begin Supplied information
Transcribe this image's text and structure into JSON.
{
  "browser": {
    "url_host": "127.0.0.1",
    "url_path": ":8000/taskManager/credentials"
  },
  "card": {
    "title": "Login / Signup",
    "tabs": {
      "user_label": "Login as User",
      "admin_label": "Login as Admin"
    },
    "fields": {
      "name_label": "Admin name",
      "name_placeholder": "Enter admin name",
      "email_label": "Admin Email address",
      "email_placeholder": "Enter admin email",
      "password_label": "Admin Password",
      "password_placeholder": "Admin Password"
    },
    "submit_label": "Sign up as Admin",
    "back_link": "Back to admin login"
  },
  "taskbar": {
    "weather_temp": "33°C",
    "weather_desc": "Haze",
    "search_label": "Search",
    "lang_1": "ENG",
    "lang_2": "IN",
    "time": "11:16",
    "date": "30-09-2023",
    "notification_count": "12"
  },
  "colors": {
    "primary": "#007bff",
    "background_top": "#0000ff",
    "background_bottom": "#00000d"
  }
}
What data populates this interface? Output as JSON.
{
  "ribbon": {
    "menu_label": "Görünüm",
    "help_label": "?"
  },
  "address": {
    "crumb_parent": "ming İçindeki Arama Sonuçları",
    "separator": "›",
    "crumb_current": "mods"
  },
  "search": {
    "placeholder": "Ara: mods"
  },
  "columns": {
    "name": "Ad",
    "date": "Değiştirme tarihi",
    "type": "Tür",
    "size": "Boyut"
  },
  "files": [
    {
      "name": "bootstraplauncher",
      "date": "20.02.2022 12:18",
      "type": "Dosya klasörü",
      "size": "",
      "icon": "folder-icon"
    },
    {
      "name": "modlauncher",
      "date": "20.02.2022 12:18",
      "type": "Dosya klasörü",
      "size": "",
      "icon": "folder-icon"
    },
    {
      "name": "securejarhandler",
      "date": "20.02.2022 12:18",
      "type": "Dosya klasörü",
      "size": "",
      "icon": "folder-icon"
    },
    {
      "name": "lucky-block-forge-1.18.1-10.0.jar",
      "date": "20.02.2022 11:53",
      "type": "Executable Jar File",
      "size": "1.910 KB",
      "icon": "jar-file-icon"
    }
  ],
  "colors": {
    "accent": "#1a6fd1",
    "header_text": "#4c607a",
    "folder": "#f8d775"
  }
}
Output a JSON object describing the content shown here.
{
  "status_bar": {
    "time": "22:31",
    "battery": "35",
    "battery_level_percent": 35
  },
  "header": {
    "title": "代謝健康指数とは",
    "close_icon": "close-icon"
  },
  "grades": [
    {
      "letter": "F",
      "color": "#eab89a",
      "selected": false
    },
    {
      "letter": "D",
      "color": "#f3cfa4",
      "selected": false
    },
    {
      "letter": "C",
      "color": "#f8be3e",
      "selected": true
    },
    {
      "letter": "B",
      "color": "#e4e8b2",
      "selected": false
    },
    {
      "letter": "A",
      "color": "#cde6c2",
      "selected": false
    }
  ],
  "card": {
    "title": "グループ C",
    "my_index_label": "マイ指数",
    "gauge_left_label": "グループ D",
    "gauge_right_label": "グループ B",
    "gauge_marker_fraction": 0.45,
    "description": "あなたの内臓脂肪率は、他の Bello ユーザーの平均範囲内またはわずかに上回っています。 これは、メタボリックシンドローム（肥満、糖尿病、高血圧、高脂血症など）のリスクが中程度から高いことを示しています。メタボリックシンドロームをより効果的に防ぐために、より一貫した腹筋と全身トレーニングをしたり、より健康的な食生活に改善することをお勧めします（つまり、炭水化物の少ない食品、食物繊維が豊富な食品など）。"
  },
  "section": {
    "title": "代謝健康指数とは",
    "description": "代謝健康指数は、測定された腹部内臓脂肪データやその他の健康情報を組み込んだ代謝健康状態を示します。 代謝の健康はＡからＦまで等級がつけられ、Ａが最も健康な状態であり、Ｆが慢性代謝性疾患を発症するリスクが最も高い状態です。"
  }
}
end Supplied information
What you are asked to do: Copy each line of the data above that holds "Enter".

Reply:
      "name_placeholder": "Enter admin name",
      "email_placeholder": "Enter admin email",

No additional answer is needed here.